- AIM OF THE TASK -
Reproduce the listing below without changes, except that pictures are left out.

______________________________

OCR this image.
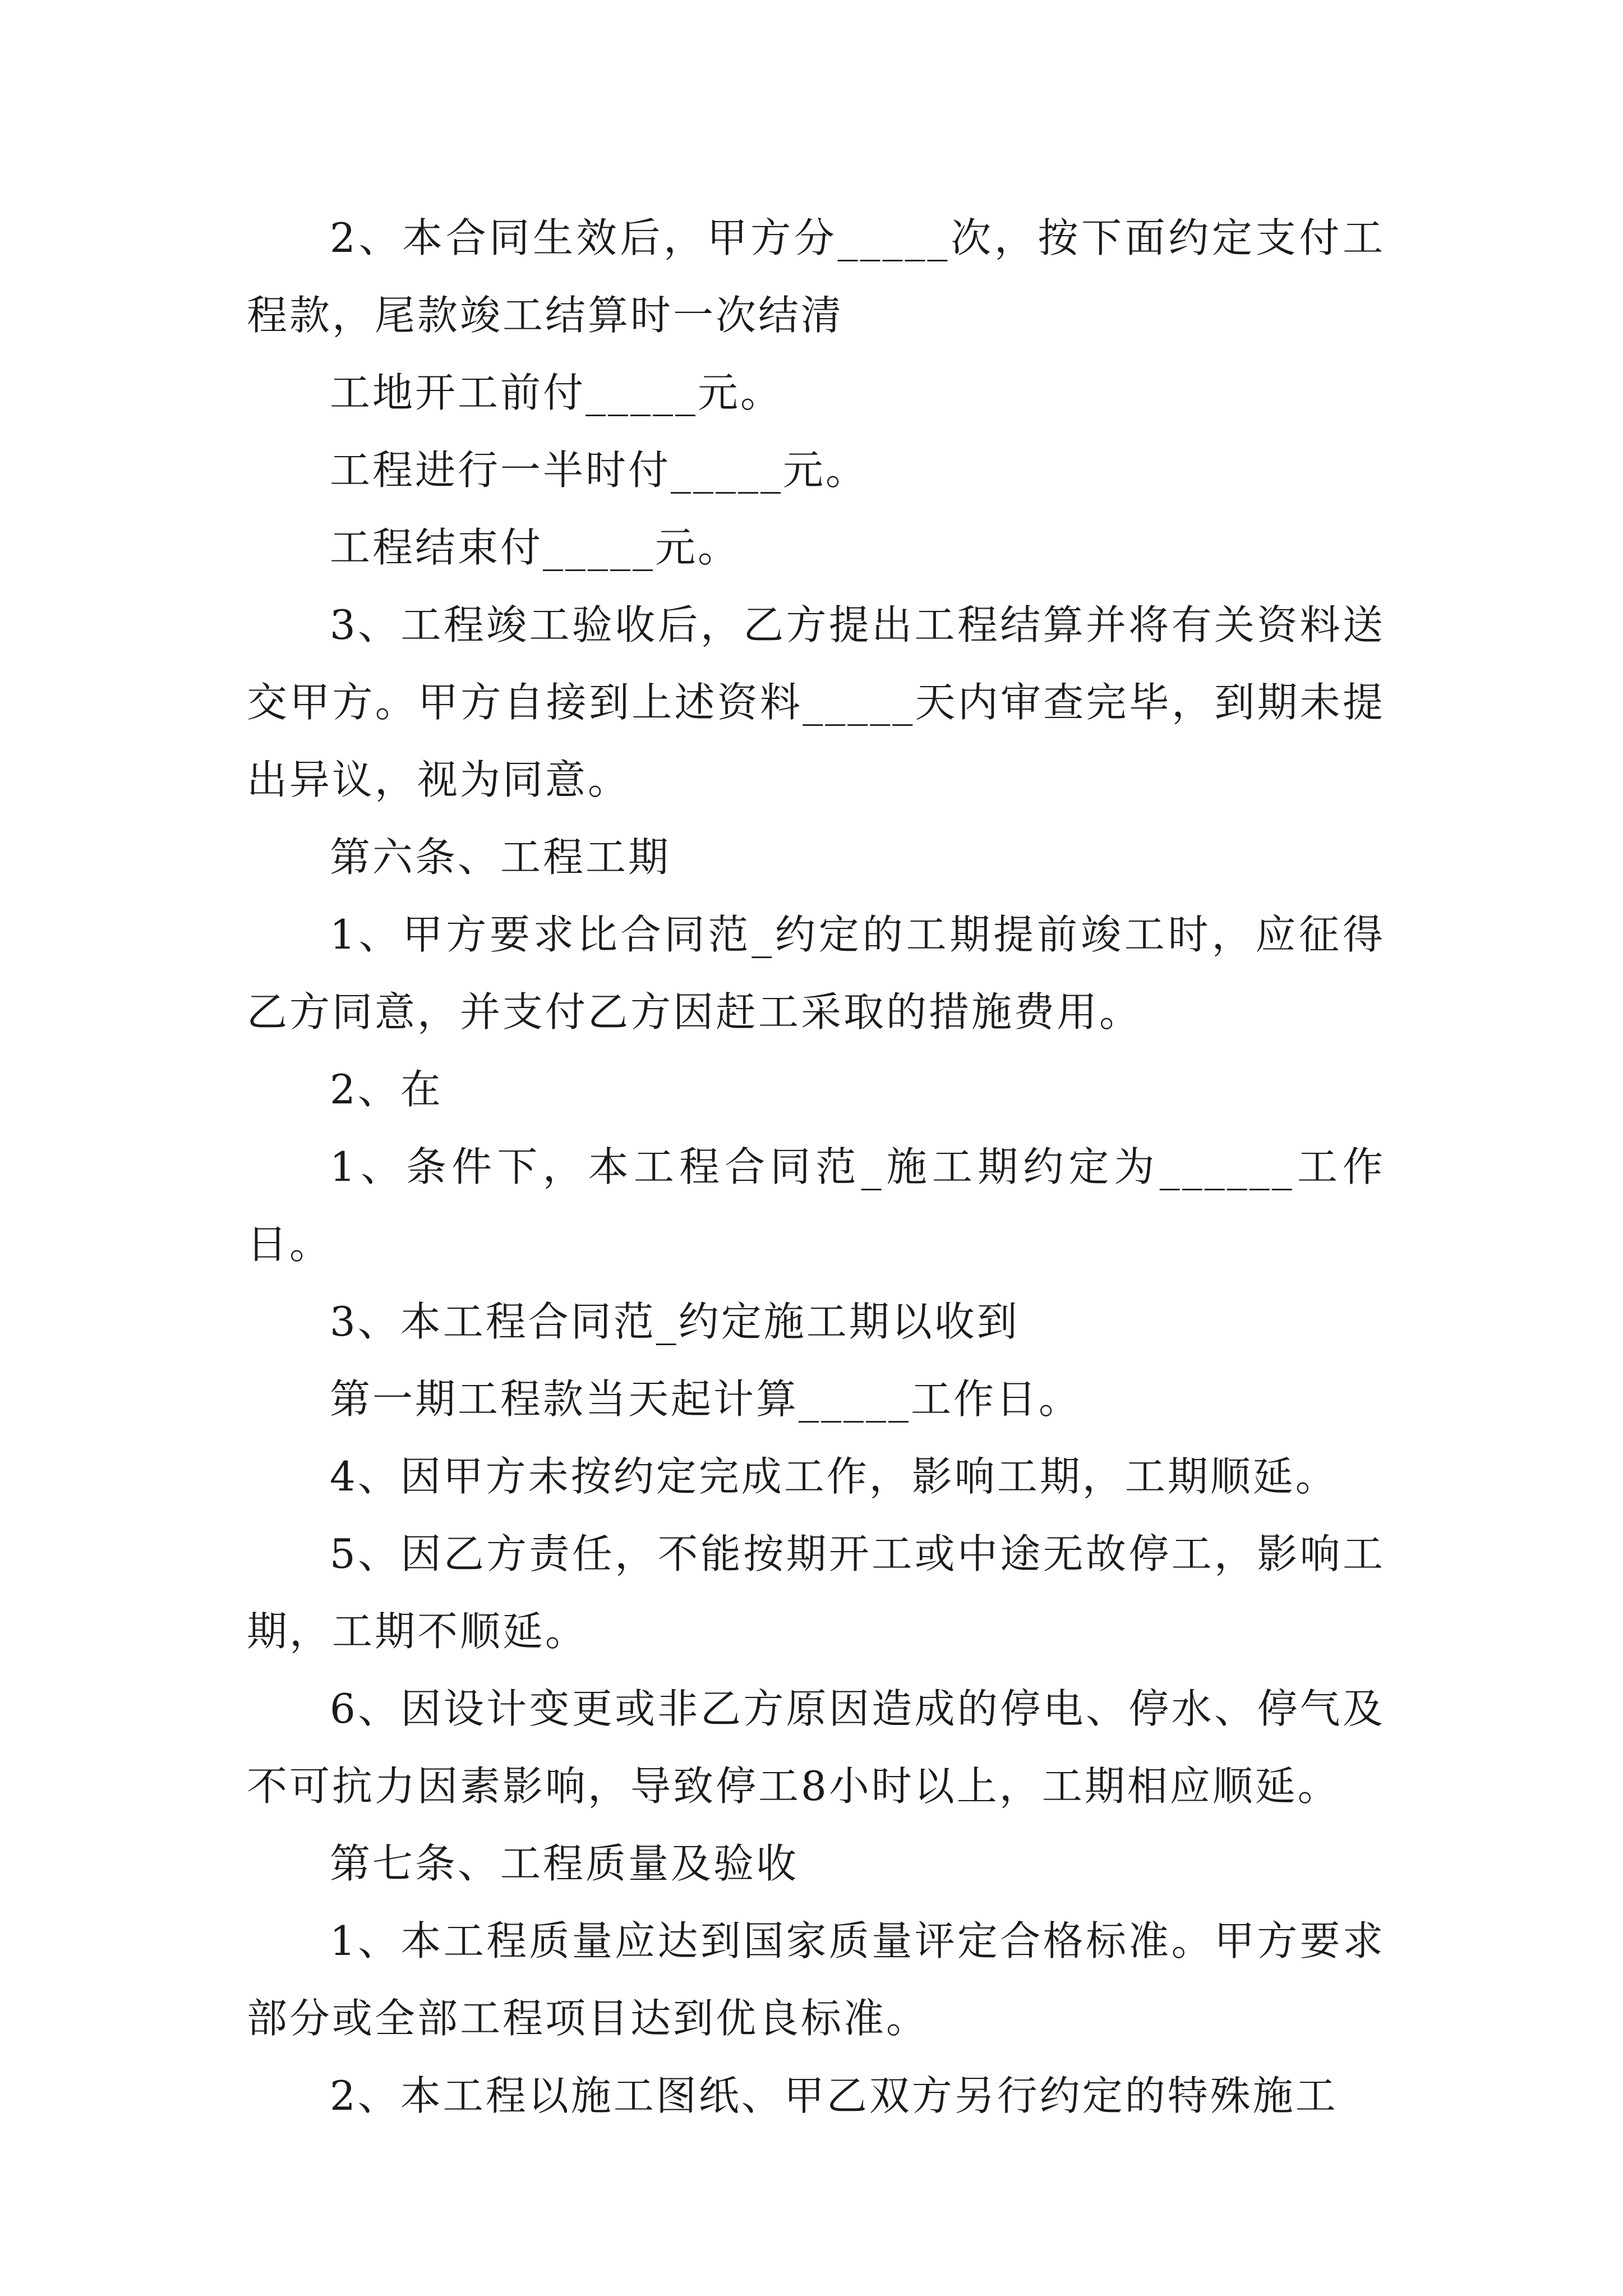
2、本合同生效后，甲方分_____次，按下面约定支付工程款，尾款竣工结算时一次结清

工地开工前付_____元。

工程进行一半时付_____元。

工程结束付_____元。

3、工程竣工验收后，乙方提出工程结算并将有关资料送交甲方。甲方自接到上述资料_____天内审查完毕，到期未提出异议，视为同意。

第六条、工程工期

1、甲方要求比合同范_约定的工期提前竣工时，应征得乙方同意，并支付乙方因赶工采取的措施费用。

2、在

1、条件下，本工程合同范_施工期约定为______工作日。

3、本工程合同范_约定施工期以收到

第一期工程款当天起计算_____工作日。

4、因甲方未按约定完成工作，影响工期，工期顺延。

5、因乙方责任，不能按期开工或中途无故停工，影响工期，工期不顺延。

6、因设计变更或非乙方原因造成的停电、停水、停气及不可抗力因素影响，导致停工8小时以上，工期相应顺延。

第七条、工程质量及验收

1、本工程质量应达到国家质量评定合格标准。甲方要求部分或全部工程项目达到优良标准。

2、本工程以施工图纸、甲乙双方另行约定的特殊施工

______________________________

- CORRECT RESPONSE -
OCR this image.
2、本合同生效后，甲方分_____次，按下面约定支付工程款，尾款竣工结算时一次结清

工地开工前付_____元。

工程进行一半时付_____元。

工程结束付_____元。

3、工程竣工验收后，乙方提出工程结算并将有关资料送交甲方。甲方自接到上述资料_____天内审查完毕，到期未提出异议，视为同意。

第六条、工程工期

1、甲方要求比合同范_约定的工期提前竣工时，应征得乙方同意，并支付乙方因赶工采取的措施费用。

2、在

1、条件下，本工程合同范_施工期约定为______工作日。

3、本工程合同范_约定施工期以收到

第一期工程款当天起计算_____工作日。

4、因甲方未按约定完成工作，影响工期，工期顺延。

5、因乙方责任，不能按期开工或中途无故停工，影响工期，工期不顺延。

6、因设计变更或非乙方原因造成的停电、停水、停气及不可抗力因素影响，导致停工8小时以上，工期相应顺延。

第七条、工程质量及验收

1、本工程质量应达到国家质量评定合格标准。甲方要求部分或全部工程项目达到优良标准。

2、本工程以施工图纸、甲乙双方另行约定的特殊施工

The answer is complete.